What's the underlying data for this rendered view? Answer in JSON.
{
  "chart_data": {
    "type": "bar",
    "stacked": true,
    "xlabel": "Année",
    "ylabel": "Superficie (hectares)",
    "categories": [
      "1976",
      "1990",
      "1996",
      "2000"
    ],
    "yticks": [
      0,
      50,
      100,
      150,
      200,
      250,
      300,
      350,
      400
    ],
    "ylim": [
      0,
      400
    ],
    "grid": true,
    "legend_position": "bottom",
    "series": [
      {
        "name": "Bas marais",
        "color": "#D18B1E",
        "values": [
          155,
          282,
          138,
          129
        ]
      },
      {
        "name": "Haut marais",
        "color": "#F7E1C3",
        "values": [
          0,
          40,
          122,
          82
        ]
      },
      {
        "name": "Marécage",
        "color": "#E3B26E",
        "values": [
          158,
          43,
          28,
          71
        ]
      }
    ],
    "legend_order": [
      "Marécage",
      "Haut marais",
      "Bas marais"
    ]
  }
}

• • •

## Description of the task
Exactly as they are written, print the entries again.

## Exercise response
What's the underlying data for this rendered view? Answer in JSON.
{
  "chart_data": {
    "type": "bar",
    "stacked": true,
    "xlabel": "Année",
    "ylabel": "Superficie (hectares)",
    "categories": [
      "1976",
      "1990",
      "1996",
      "2000"
    ],
    "yticks": [
      0,
      50,
      100,
      150,
      200,
      250,
      300,
      350,
      400
    ],
    "ylim": [
      0,
      400
    ],
    "grid": true,
    "legend_position": "bottom",
    "series": [
      {
        "name": "Bas marais",
        "color": "#D18B1E",
        "values": [
          155,
          282,
          138,
          129
        ]
      },
      {
        "name": "Haut marais",
        "color": "#F7E1C3",
        "values": [
          0,
          40,
          122,
          82
        ]
      },
      {
        "name": "Marécage",
        "color": "#E3B26E",
        "values": [
          158,
          43,
          28,
          71
        ]
      }
    ],
    "legend_order": [
      "Marécage",
      "Haut marais",
      "Bas marais"
    ]
  }
}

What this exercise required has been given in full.